DATA ENTRIES:

· · · ·

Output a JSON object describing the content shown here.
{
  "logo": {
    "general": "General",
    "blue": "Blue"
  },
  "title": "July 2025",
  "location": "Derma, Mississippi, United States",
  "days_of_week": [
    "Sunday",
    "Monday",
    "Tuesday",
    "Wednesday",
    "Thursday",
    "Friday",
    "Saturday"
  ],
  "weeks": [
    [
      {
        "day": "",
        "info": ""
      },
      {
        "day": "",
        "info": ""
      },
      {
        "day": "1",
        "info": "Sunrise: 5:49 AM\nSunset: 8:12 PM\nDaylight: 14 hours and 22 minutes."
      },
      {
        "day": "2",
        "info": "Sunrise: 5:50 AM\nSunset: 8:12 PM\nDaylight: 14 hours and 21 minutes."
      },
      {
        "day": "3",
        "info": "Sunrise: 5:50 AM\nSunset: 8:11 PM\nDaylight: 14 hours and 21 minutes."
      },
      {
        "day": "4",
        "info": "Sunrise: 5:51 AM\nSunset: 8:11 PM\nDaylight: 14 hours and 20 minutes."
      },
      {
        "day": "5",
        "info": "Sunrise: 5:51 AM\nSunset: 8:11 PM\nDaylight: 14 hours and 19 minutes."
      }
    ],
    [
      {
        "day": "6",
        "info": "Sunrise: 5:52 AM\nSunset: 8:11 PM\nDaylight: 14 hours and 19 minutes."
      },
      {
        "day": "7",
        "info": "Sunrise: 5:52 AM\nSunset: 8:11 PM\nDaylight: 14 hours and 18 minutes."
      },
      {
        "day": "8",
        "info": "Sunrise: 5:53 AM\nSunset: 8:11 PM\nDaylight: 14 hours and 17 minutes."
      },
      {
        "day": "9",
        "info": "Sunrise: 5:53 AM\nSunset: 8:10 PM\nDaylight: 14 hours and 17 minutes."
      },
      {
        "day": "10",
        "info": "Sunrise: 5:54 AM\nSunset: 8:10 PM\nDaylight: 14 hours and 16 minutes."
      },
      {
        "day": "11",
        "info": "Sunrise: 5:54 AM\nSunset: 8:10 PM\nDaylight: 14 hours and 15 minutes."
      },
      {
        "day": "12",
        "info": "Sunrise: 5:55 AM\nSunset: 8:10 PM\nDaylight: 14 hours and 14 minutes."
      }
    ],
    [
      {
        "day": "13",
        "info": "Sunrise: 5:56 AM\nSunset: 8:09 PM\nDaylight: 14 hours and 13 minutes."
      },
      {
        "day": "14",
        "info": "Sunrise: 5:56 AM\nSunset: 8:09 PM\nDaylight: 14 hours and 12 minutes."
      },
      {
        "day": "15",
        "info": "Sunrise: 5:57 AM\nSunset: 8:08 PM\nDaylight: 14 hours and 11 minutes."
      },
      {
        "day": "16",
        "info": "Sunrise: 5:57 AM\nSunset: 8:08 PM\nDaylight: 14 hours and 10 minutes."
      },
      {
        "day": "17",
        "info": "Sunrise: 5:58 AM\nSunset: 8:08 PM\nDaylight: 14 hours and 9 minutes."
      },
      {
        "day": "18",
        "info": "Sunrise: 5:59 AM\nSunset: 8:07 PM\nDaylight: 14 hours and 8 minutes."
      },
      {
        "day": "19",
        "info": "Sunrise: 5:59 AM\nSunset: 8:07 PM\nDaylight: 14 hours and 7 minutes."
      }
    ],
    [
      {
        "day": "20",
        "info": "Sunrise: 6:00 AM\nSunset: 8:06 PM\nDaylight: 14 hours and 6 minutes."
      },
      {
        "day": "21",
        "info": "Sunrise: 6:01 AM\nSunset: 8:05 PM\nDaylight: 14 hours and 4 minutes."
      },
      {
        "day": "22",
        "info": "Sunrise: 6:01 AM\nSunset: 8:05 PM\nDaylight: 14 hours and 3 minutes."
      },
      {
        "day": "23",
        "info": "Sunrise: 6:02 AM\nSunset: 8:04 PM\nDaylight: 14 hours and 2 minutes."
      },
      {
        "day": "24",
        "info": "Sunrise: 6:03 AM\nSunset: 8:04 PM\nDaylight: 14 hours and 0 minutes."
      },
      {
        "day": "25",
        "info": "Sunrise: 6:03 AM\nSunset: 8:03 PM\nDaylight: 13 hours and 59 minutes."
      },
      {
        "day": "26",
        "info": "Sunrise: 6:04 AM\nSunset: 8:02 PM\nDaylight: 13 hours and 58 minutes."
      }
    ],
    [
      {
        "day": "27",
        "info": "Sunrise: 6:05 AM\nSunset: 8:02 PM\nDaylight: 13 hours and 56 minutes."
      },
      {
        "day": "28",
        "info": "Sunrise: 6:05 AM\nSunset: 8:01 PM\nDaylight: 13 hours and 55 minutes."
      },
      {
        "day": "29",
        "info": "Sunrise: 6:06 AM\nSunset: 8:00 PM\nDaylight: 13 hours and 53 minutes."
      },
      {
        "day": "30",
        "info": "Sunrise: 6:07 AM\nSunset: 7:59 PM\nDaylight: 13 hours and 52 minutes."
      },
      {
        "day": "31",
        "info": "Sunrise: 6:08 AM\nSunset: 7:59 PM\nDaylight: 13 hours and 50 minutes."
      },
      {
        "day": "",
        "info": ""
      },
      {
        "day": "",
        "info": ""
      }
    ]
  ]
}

· · · ·

TASK BRIEF:
Give a word-for-word copy of the records.

SOLUTION FOR THIS PROBLEM:
Output a JSON object describing the content shown here.
{
  "logo": {
    "general": "General",
    "blue": "Blue"
  },
  "title": "July 2025",
  "location": "Derma, Mississippi, United States",
  "days_of_week": [
    "Sunday",
    "Monday",
    "Tuesday",
    "Wednesday",
    "Thursday",
    "Friday",
    "Saturday"
  ],
  "weeks": [
    [
      {
        "day": "",
        "info": ""
      },
      {
        "day": "",
        "info": ""
      },
      {
        "day": "1",
        "info": "Sunrise: 5:49 AM\nSunset: 8:12 PM\nDaylight: 14 hours and 22 minutes."
      },
      {
        "day": "2",
        "info": "Sunrise: 5:50 AM\nSunset: 8:12 PM\nDaylight: 14 hours and 21 minutes."
      },
      {
        "day": "3",
        "info": "Sunrise: 5:50 AM\nSunset: 8:11 PM\nDaylight: 14 hours and 21 minutes."
      },
      {
        "day": "4",
        "info": "Sunrise: 5:51 AM\nSunset: 8:11 PM\nDaylight: 14 hours and 20 minutes."
      },
      {
        "day": "5",
        "info": "Sunrise: 5:51 AM\nSunset: 8:11 PM\nDaylight: 14 hours and 19 minutes."
      }
    ],
    [
      {
        "day": "6",
        "info": "Sunrise: 5:52 AM\nSunset: 8:11 PM\nDaylight: 14 hours and 19 minutes."
      },
      {
        "day": "7",
        "info": "Sunrise: 5:52 AM\nSunset: 8:11 PM\nDaylight: 14 hours and 18 minutes."
      },
      {
        "day": "8",
        "info": "Sunrise: 5:53 AM\nSunset: 8:11 PM\nDaylight: 14 hours and 17 minutes."
      },
      {
        "day": "9",
        "info": "Sunrise: 5:53 AM\nSunset: 8:10 PM\nDaylight: 14 hours and 17 minutes."
      },
      {
        "day": "10",
        "info": "Sunrise: 5:54 AM\nSunset: 8:10 PM\nDaylight: 14 hours and 16 minutes."
      },
      {
        "day": "11",
        "info": "Sunrise: 5:54 AM\nSunset: 8:10 PM\nDaylight: 14 hours and 15 minutes."
      },
      {
        "day": "12",
        "info": "Sunrise: 5:55 AM\nSunset: 8:10 PM\nDaylight: 14 hours and 14 minutes."
      }
    ],
    [
      {
        "day": "13",
        "info": "Sunrise: 5:56 AM\nSunset: 8:09 PM\nDaylight: 14 hours and 13 minutes."
      },
      {
        "day": "14",
        "info": "Sunrise: 5:56 AM\nSunset: 8:09 PM\nDaylight: 14 hours and 12 minutes."
      },
      {
        "day": "15",
        "info": "Sunrise: 5:57 AM\nSunset: 8:08 PM\nDaylight: 14 hours and 11 minutes."
      },
      {
        "day": "16",
        "info": "Sunrise: 5:57 AM\nSunset: 8:08 PM\nDaylight: 14 hours and 10 minutes."
      },
      {
        "day": "17",
        "info": "Sunrise: 5:58 AM\nSunset: 8:08 PM\nDaylight: 14 hours and 9 minutes."
      },
      {
        "day": "18",
        "info": "Sunrise: 5:59 AM\nSunset: 8:07 PM\nDaylight: 14 hours and 8 minutes."
      },
      {
        "day": "19",
        "info": "Sunrise: 5:59 AM\nSunset: 8:07 PM\nDaylight: 14 hours and 7 minutes."
      }
    ],
    [
      {
        "day": "20",
        "info": "Sunrise: 6:00 AM\nSunset: 8:06 PM\nDaylight: 14 hours and 6 minutes."
      },
      {
        "day": "21",
        "info": "Sunrise: 6:01 AM\nSunset: 8:05 PM\nDaylight: 14 hours and 4 minutes."
      },
      {
        "day": "22",
        "info": "Sunrise: 6:01 AM\nSunset: 8:05 PM\nDaylight: 14 hours and 3 minutes."
      },
      {
        "day": "23",
        "info": "Sunrise: 6:02 AM\nSunset: 8:04 PM\nDaylight: 14 hours and 2 minutes."
      },
      {
        "day": "24",
        "info": "Sunrise: 6:03 AM\nSunset: 8:04 PM\nDaylight: 14 hours and 0 minutes."
      },
      {
        "day": "25",
        "info": "Sunrise: 6:03 AM\nSunset: 8:03 PM\nDaylight: 13 hours and 59 minutes."
      },
      {
        "day": "26",
        "info": "Sunrise: 6:04 AM\nSunset: 8:02 PM\nDaylight: 13 hours and 58 minutes."
      }
    ],
    [
      {
        "day": "27",
        "info": "Sunrise: 6:05 AM\nSunset: 8:02 PM\nDaylight: 13 hours and 56 minutes."
      },
      {
        "day": "28",
        "info": "Sunrise: 6:05 AM\nSunset: 8:01 PM\nDaylight: 13 hours and 55 minutes."
      },
      {
        "day": "29",
        "info": "Sunrise: 6:06 AM\nSunset: 8:00 PM\nDaylight: 13 hours and 53 minutes."
      },
      {
        "day": "30",
        "info": "Sunrise: 6:07 AM\nSunset: 7:59 PM\nDaylight: 13 hours and 52 minutes."
      },
      {
        "day": "31",
        "info": "Sunrise: 6:08 AM\nSunset: 7:59 PM\nDaylight: 13 hours and 50 minutes."
      },
      {
        "day": "",
        "info": ""
      },
      {
        "day": "",
        "info": ""
      }
    ]
  ]
}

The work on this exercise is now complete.